PASSAGE CITÉ |
64. Certains tiers ont avancé dans leurs observations d'amicus curiae que les réponses aux questions soumises auraient une incidence sur la brevetabilité d'un large éventail d'inventions mises en œuvre par ordinateur autres que des simulations. Cependant, la question de savoir si une décision concernant les simulations pourrait avoir une incidence sur la brevetabilité d'autres inventions mises en œuvre par ordinateur est peu pertinente aux fins de la recevabilité de la présente saisine, car il est impossible de prévoir dans quelle mesure les conclusions de la Grande Chambre au sujet de la présente affaire influeront sur la jurisprudence future relative aux inventions mises en œuvre par ordinateur autres que des simulations.

DONNÉES ENREGISTRÉES |

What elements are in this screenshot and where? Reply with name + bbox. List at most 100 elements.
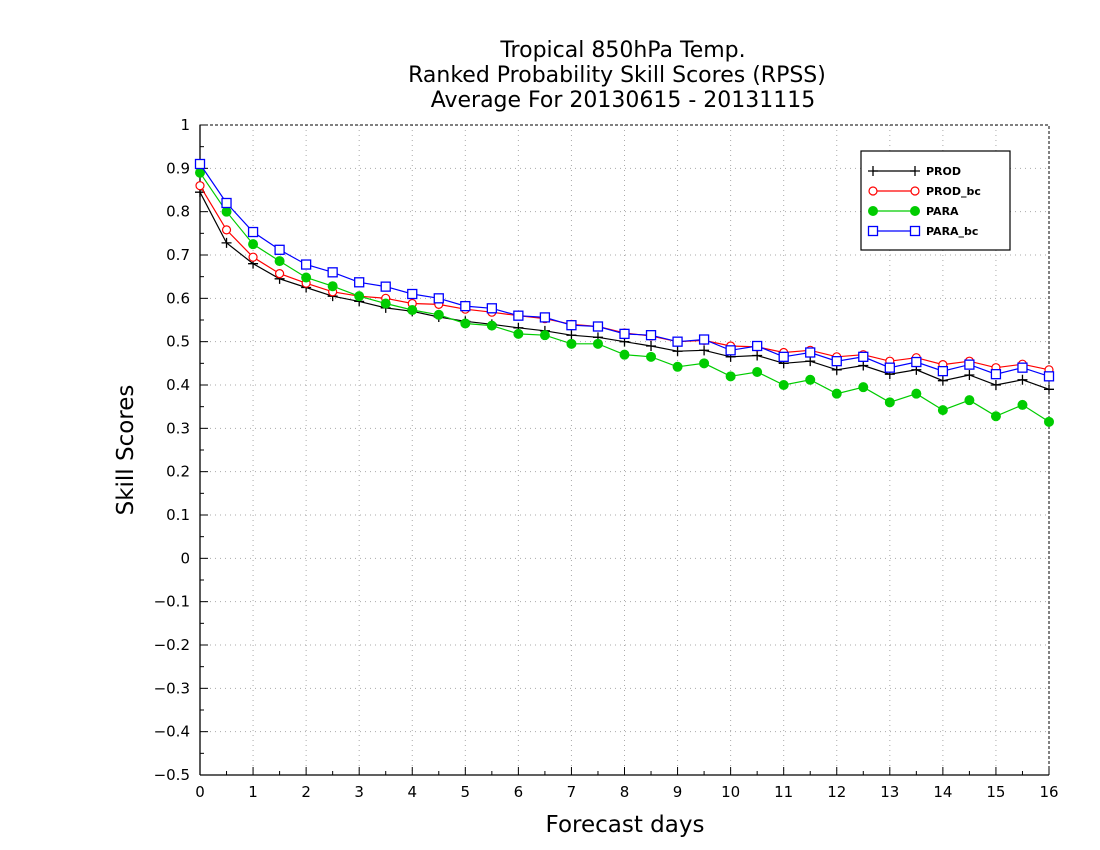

VOTRE OBJECTIF | Résumez le passage cité en deux phrases.

SOLUTION DE L'EXERCICE | D'après certains tiers, dans leurs observations d'amicus curiae, les réponses aux questions soumises auraient une incidence sur la brevetabilité d'un large éventail d'inventions mises en œuvre par ordinateur autres que des simulations. Cette question est toutefois peu pertinente pour la recevabilité de la saisine, car il est impossible de prévoir dans quelle mesure les conclusions de la Grande Chambre dans cette affaire influeront sur la jurisprudence future relative à ces autres inventions.